**What is being asked:**
Write out every entry precisely as given, leaving the pictures out.

== Input material

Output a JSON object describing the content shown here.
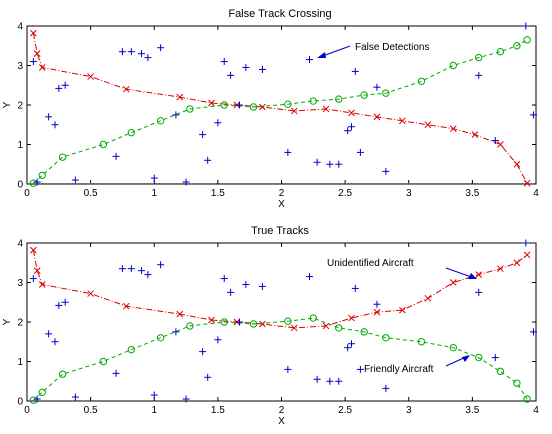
{
  "chart_data": [
    {
      "type": "scatter",
      "title": "False Track Crossing",
      "xlabel": "X",
      "ylabel": "Y",
      "xlim": [
        0,
        4
      ],
      "ylim": [
        0,
        4
      ],
      "xticks": [
        0,
        0.5,
        1,
        1.5,
        2,
        2.5,
        3,
        3.5,
        4
      ],
      "yticks": [
        0,
        1,
        2,
        3,
        4
      ],
      "series": [
        {
          "style": "red dash-dot line with x markers",
          "color": "#dd0000",
          "x": [
            0.05,
            0.08,
            0.12,
            0.5,
            0.78,
            1.2,
            1.45,
            1.65,
            1.85,
            2.1,
            2.35,
            2.55,
            2.75,
            2.95,
            3.15,
            3.35,
            3.52,
            3.72,
            3.85,
            3.93
          ],
          "y": [
            3.82,
            3.3,
            2.95,
            2.72,
            2.4,
            2.2,
            2.05,
            2.0,
            1.95,
            1.85,
            1.9,
            1.8,
            1.7,
            1.6,
            1.5,
            1.4,
            1.25,
            1.0,
            0.5,
            0.02
          ]
        },
        {
          "style": "green dashed line with circle markers",
          "color": "#00aa00",
          "x": [
            0.05,
            0.12,
            0.28,
            0.6,
            0.82,
            1.05,
            1.28,
            1.55,
            1.78,
            2.05,
            2.25,
            2.45,
            2.65,
            2.82,
            3.1,
            3.35,
            3.55,
            3.72,
            3.85,
            3.93
          ],
          "y": [
            0.02,
            0.22,
            0.68,
            1.0,
            1.3,
            1.6,
            1.9,
            2.0,
            1.95,
            2.02,
            2.1,
            2.15,
            2.25,
            2.3,
            2.6,
            3.0,
            3.2,
            3.35,
            3.5,
            3.65
          ]
        },
        {
          "style": "blue plus markers",
          "color": "#0000cc",
          "x": [
            0.05,
            0.08,
            0.17,
            0.22,
            0.25,
            0.3,
            0.38,
            0.7,
            0.75,
            0.82,
            0.9,
            0.95,
            1.0,
            1.05,
            1.17,
            1.25,
            1.38,
            1.42,
            1.5,
            1.55,
            1.6,
            1.67,
            1.72,
            1.85,
            2.05,
            2.22,
            2.28,
            2.38,
            2.45,
            2.52,
            2.55,
            2.58,
            2.62,
            2.75,
            2.82,
            3.55,
            3.68,
            3.92,
            3.98
          ],
          "y": [
            3.1,
            0.05,
            1.7,
            1.5,
            2.42,
            2.5,
            0.1,
            0.7,
            3.35,
            3.35,
            3.3,
            3.2,
            0.15,
            3.45,
            1.75,
            0.05,
            1.25,
            0.6,
            1.55,
            3.1,
            2.75,
            2.0,
            2.95,
            2.9,
            0.8,
            3.15,
            0.55,
            0.5,
            0.5,
            1.35,
            1.45,
            2.85,
            0.8,
            2.45,
            0.32,
            2.75,
            1.1,
            4.0,
            1.75
          ]
        }
      ],
      "annotations": [
        "False Detections"
      ]
    },
    {
      "type": "scatter",
      "title": "True Tracks",
      "xlabel": "X",
      "ylabel": "Y",
      "xlim": [
        0,
        4
      ],
      "ylim": [
        0,
        4
      ],
      "xticks": [
        0,
        0.5,
        1,
        1.5,
        2,
        2.5,
        3,
        3.5,
        4
      ],
      "yticks": [
        0,
        1,
        2,
        3,
        4
      ],
      "series": [
        {
          "style": "red dash-dot line with x markers",
          "color": "#dd0000",
          "x": [
            0.05,
            0.08,
            0.12,
            0.5,
            0.78,
            1.2,
            1.45,
            1.65,
            1.85,
            2.1,
            2.35,
            2.55,
            2.75,
            2.95,
            3.15,
            3.35,
            3.55,
            3.72,
            3.85,
            3.93
          ],
          "y": [
            3.82,
            3.3,
            2.95,
            2.72,
            2.4,
            2.2,
            2.05,
            2.0,
            1.95,
            1.85,
            1.9,
            2.1,
            2.25,
            2.3,
            2.6,
            3.0,
            3.2,
            3.35,
            3.5,
            3.7
          ]
        },
        {
          "style": "green dashed line with circle markers",
          "color": "#00aa00",
          "x": [
            0.05,
            0.12,
            0.28,
            0.6,
            0.82,
            1.05,
            1.28,
            1.55,
            1.78,
            2.05,
            2.25,
            2.45,
            2.65,
            2.82,
            3.1,
            3.35,
            3.55,
            3.72,
            3.85,
            3.93
          ],
          "y": [
            0.02,
            0.22,
            0.68,
            1.0,
            1.3,
            1.6,
            1.9,
            2.0,
            1.95,
            2.02,
            2.1,
            1.85,
            1.75,
            1.6,
            1.5,
            1.35,
            1.1,
            0.75,
            0.45,
            0.05
          ]
        },
        {
          "style": "blue plus markers",
          "color": "#0000cc",
          "x": [
            0.05,
            0.08,
            0.17,
            0.22,
            0.25,
            0.3,
            0.38,
            0.7,
            0.75,
            0.82,
            0.9,
            0.95,
            1.0,
            1.05,
            1.17,
            1.25,
            1.38,
            1.42,
            1.5,
            1.55,
            1.6,
            1.67,
            1.72,
            1.85,
            2.05,
            2.22,
            2.28,
            2.38,
            2.45,
            2.52,
            2.55,
            2.58,
            2.62,
            2.75,
            2.82,
            3.55,
            3.68,
            3.92,
            3.98
          ],
          "y": [
            3.1,
            0.05,
            1.7,
            1.5,
            2.42,
            2.5,
            0.1,
            0.7,
            3.35,
            3.35,
            3.3,
            3.2,
            0.15,
            3.45,
            1.75,
            0.05,
            1.25,
            0.6,
            1.55,
            3.1,
            2.75,
            2.0,
            2.95,
            2.9,
            0.8,
            3.15,
            0.55,
            0.5,
            0.5,
            1.35,
            1.45,
            2.85,
            0.8,
            2.45,
            0.32,
            2.75,
            1.1,
            4.0,
            1.75
          ]
        }
      ],
      "annotations": [
        "Unidentified Aircraft",
        "Friendly Aircraft"
      ]
    }
  ]
}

====

**Written response:**
Output a JSON object describing the content shown here.
{
  "chart_data": [
    {
      "type": "scatter",
      "title": "False Track Crossing",
      "xlabel": "X",
      "ylabel": "Y",
      "xlim": [
        0,
        4
      ],
      "ylim": [
        0,
        4
      ],
      "xticks": [
        0,
        0.5,
        1,
        1.5,
        2,
        2.5,
        3,
        3.5,
        4
      ],
      "yticks": [
        0,
        1,
        2,
        3,
        4
      ],
      "series": [
        {
          "style": "red dash-dot line with x markers",
          "color": "#dd0000",
          "x": [
            0.05,
            0.08,
            0.12,
            0.5,
            0.78,
            1.2,
            1.45,
            1.65,
            1.85,
            2.1,
            2.35,
            2.55,
            2.75,
            2.95,
            3.15,
            3.35,
            3.52,
            3.72,
            3.85,
            3.93
          ],
          "y": [
            3.82,
            3.3,
            2.95,
            2.72,
            2.4,
            2.2,
            2.05,
            2.0,
            1.95,
            1.85,
            1.9,
            1.8,
            1.7,
            1.6,
            1.5,
            1.4,
            1.25,
            1.0,
            0.5,
            0.02
          ]
        },
        {
          "style": "green dashed line with circle markers",
          "color": "#00aa00",
          "x": [
            0.05,
            0.12,
            0.28,
            0.6,
            0.82,
            1.05,
            1.28,
            1.55,
            1.78,
            2.05,
            2.25,
            2.45,
            2.65,
            2.82,
            3.1,
            3.35,
            3.55,
            3.72,
            3.85,
            3.93
          ],
          "y": [
            0.02,
            0.22,
            0.68,
            1.0,
            1.3,
            1.6,
            1.9,
            2.0,
            1.95,
            2.02,
            2.1,
            2.15,
            2.25,
            2.3,
            2.6,
            3.0,
            3.2,
            3.35,
            3.5,
            3.65
          ]
        },
        {
          "style": "blue plus markers",
          "color": "#0000cc",
          "x": [
            0.05,
            0.08,
            0.17,
            0.22,
            0.25,
            0.3,
            0.38,
            0.7,
            0.75,
            0.82,
            0.9,
            0.95,
            1.0,
            1.05,
            1.17,
            1.25,
            1.38,
            1.42,
            1.5,
            1.55,
            1.6,
            1.67,
            1.72,
            1.85,
            2.05,
            2.22,
            2.28,
            2.38,
            2.45,
            2.52,
            2.55,
            2.58,
            2.62,
            2.75,
            2.82,
            3.55,
            3.68,
            3.92,
            3.98
          ],
          "y": [
            3.1,
            0.05,
            1.7,
            1.5,
            2.42,
            2.5,
            0.1,
            0.7,
            3.35,
            3.35,
            3.3,
            3.2,
            0.15,
            3.45,
            1.75,
            0.05,
            1.25,
            0.6,
            1.55,
            3.1,
            2.75,
            2.0,
            2.95,
            2.9,
            0.8,
            3.15,
            0.55,
            0.5,
            0.5,
            1.35,
            1.45,
            2.85,
            0.8,
            2.45,
            0.32,
            2.75,
            1.1,
            4.0,
            1.75
          ]
        }
      ],
      "annotations": [
        "False Detections"
      ]
    },
    {
      "type": "scatter",
      "title": "True Tracks",
      "xlabel": "X",
      "ylabel": "Y",
      "xlim": [
        0,
        4
      ],
      "ylim": [
        0,
        4
      ],
      "xticks": [
        0,
        0.5,
        1,
        1.5,
        2,
        2.5,
        3,
        3.5,
        4
      ],
      "yticks": [
        0,
        1,
        2,
        3,
        4
      ],
      "series": [
        {
          "style": "red dash-dot line with x markers",
          "color": "#dd0000",
          "x": [
            0.05,
            0.08,
            0.12,
            0.5,
            0.78,
            1.2,
            1.45,
            1.65,
            1.85,
            2.1,
            2.35,
            2.55,
            2.75,
            2.95,
            3.15,
            3.35,
            3.55,
            3.72,
            3.85,
            3.93
          ],
          "y": [
            3.82,
            3.3,
            2.95,
            2.72,
            2.4,
            2.2,
            2.05,
            2.0,
            1.95,
            1.85,
            1.9,
            2.1,
            2.25,
            2.3,
            2.6,
            3.0,
            3.2,
            3.35,
            3.5,
            3.7
          ]
        },
        {
          "style": "green dashed line with circle markers",
          "color": "#00aa00",
          "x": [
            0.05,
            0.12,
            0.28,
            0.6,
            0.82,
            1.05,
            1.28,
            1.55,
            1.78,
            2.05,
            2.25,
            2.45,
            2.65,
            2.82,
            3.1,
            3.35,
            3.55,
            3.72,
            3.85,
            3.93
          ],
          "y": [
            0.02,
            0.22,
            0.68,
            1.0,
            1.3,
            1.6,
            1.9,
            2.0,
            1.95,
            2.02,
            2.1,
            1.85,
            1.75,
            1.6,
            1.5,
            1.35,
            1.1,
            0.75,
            0.45,
            0.05
          ]
        },
        {
          "style": "blue plus markers",
          "color": "#0000cc",
          "x": [
            0.05,
            0.08,
            0.17,
            0.22,
            0.25,
            0.3,
            0.38,
            0.7,
            0.75,
            0.82,
            0.9,
            0.95,
            1.0,
            1.05,
            1.17,
            1.25,
            1.38,
            1.42,
            1.5,
            1.55,
            1.6,
            1.67,
            1.72,
            1.85,
            2.05,
            2.22,
            2.28,
            2.38,
            2.45,
            2.52,
            2.55,
            2.58,
            2.62,
            2.75,
            2.82,
            3.55,
            3.68,
            3.92,
            3.98
          ],
          "y": [
            3.1,
            0.05,
            1.7,
            1.5,
            2.42,
            2.5,
            0.1,
            0.7,
            3.35,
            3.35,
            3.3,
            3.2,
            0.15,
            3.45,
            1.75,
            0.05,
            1.25,
            0.6,
            1.55,
            3.1,
            2.75,
            2.0,
            2.95,
            2.9,
            0.8,
            3.15,
            0.55,
            0.5,
            0.5,
            1.35,
            1.45,
            2.85,
            0.8,
            2.45,
            0.32,
            2.75,
            1.1,
            4.0,
            1.75
          ]
        }
      ],
      "annotations": [
        "Unidentified Aircraft",
        "Friendly Aircraft"
      ]
    }
  ]
}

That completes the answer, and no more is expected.